▶ Set exercise:
Gather each line in the entries that includes the string "atención".
******************************
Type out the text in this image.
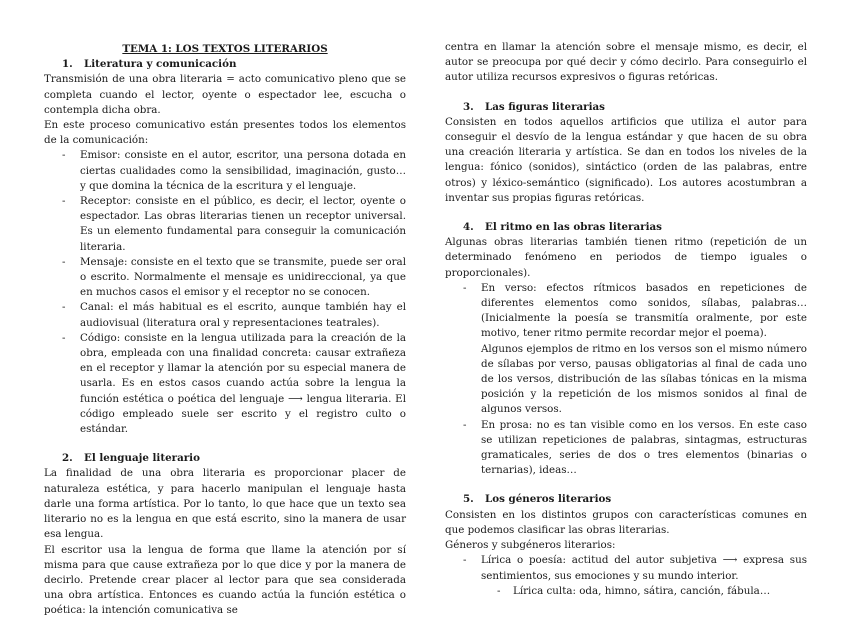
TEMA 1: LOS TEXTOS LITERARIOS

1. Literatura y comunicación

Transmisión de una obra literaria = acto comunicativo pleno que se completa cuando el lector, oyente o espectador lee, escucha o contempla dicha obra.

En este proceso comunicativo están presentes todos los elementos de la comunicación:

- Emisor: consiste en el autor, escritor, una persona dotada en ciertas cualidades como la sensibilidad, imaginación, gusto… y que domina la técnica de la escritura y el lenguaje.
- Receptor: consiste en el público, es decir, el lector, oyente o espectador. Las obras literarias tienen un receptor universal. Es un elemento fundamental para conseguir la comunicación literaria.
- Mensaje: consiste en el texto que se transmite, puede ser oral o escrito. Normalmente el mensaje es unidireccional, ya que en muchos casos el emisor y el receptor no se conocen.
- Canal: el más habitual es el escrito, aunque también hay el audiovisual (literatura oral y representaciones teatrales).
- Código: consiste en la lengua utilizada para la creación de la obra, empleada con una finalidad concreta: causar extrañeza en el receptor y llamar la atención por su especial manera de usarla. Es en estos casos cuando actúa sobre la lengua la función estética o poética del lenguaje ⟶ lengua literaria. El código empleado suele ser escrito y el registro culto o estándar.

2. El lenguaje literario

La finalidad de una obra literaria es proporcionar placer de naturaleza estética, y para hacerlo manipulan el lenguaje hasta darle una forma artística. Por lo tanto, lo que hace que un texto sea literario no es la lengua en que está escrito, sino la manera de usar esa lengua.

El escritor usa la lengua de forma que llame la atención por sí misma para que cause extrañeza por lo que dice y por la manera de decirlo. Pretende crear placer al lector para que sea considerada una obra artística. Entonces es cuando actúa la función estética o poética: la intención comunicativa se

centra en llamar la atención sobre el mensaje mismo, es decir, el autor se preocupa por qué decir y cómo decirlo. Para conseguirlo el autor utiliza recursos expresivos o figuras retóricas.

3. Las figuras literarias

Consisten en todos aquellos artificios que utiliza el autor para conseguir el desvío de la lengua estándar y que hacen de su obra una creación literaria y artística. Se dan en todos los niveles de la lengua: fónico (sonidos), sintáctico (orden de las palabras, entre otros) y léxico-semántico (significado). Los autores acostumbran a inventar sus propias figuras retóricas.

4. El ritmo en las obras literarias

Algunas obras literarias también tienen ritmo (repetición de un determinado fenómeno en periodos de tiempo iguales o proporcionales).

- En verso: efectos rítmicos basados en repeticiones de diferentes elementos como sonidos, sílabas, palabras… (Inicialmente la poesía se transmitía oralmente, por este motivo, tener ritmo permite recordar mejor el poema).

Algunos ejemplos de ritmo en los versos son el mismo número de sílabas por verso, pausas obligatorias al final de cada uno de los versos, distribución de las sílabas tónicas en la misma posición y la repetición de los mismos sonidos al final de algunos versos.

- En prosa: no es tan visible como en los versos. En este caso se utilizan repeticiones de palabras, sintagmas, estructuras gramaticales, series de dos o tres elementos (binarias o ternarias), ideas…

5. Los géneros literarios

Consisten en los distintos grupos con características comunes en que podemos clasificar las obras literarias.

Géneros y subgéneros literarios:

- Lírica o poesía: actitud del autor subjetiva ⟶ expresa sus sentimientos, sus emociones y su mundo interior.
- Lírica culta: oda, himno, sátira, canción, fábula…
******************************
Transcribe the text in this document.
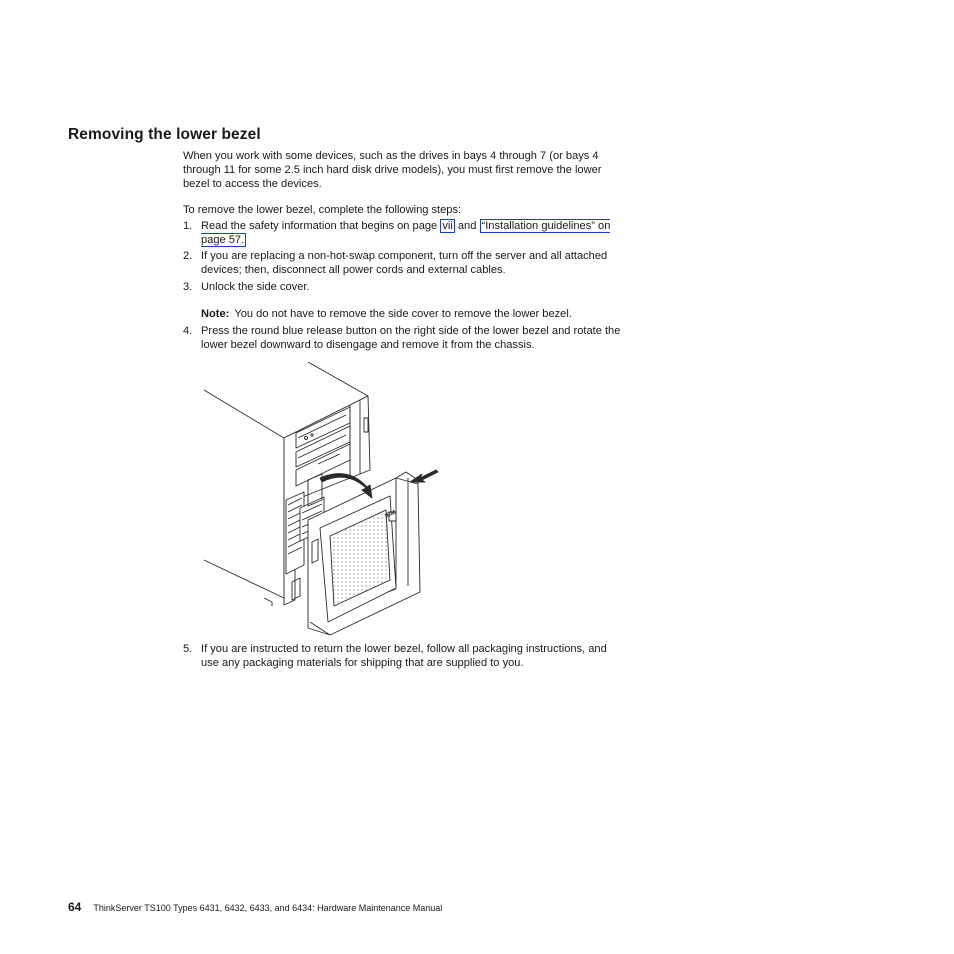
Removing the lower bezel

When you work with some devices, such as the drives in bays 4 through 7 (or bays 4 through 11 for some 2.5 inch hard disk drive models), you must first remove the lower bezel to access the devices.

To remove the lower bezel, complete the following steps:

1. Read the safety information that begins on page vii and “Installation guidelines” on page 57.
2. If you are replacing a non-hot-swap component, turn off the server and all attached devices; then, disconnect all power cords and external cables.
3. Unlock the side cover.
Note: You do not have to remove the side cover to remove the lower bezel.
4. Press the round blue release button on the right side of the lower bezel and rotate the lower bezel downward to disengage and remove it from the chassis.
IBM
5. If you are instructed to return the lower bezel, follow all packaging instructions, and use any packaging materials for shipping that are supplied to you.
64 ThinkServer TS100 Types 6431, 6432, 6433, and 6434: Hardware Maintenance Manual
******************************
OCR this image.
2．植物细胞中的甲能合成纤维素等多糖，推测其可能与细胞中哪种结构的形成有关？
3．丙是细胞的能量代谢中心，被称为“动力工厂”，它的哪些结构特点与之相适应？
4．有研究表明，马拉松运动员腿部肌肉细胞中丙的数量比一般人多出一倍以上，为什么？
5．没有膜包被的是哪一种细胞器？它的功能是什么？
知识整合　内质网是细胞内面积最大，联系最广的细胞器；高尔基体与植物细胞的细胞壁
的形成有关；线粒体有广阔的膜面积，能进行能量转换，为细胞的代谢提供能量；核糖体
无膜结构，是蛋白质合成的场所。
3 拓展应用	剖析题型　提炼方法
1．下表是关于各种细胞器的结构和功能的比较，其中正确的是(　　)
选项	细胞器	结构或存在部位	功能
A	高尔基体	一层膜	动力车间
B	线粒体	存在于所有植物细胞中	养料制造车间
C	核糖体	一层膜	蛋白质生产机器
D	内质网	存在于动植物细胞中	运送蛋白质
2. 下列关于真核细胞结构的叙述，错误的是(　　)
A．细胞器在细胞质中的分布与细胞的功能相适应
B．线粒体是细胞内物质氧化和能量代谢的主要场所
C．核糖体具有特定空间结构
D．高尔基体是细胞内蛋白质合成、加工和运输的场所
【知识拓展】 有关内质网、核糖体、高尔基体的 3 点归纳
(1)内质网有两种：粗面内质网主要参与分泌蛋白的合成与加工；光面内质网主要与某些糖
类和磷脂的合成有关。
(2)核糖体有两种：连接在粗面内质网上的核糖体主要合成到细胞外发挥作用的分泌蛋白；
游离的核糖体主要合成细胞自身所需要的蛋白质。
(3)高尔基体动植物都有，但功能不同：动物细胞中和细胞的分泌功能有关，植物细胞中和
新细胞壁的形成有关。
******************************
▶ Written solution:
- Código: consiste en la lengua utilizada para la creación de la obra, empleada con una finalidad concreta: causar extrañeza en el receptor y llamar la atención por su especial manera de usarla. Es en estos casos cuando actúa sobre la lengua la función estética o poética del lenguaje ⟶ lengua literaria. El código empleado suele ser escrito y el registro culto o estándar.
El escritor usa la lengua de forma que llame la atención por sí misma para que cause extrañeza por lo que dice y por la manera de decirlo. Pretende crear placer al lector para que sea considerada una obra artística. Entonces es cuando actúa la función estética o poética: la intención comunicativa se
centra en llamar la atención sobre el mensaje mismo, es decir, el autor se preocupa por qué decir y cómo decirlo. Para conseguirlo el autor utiliza recursos expresivos o figuras retóricas.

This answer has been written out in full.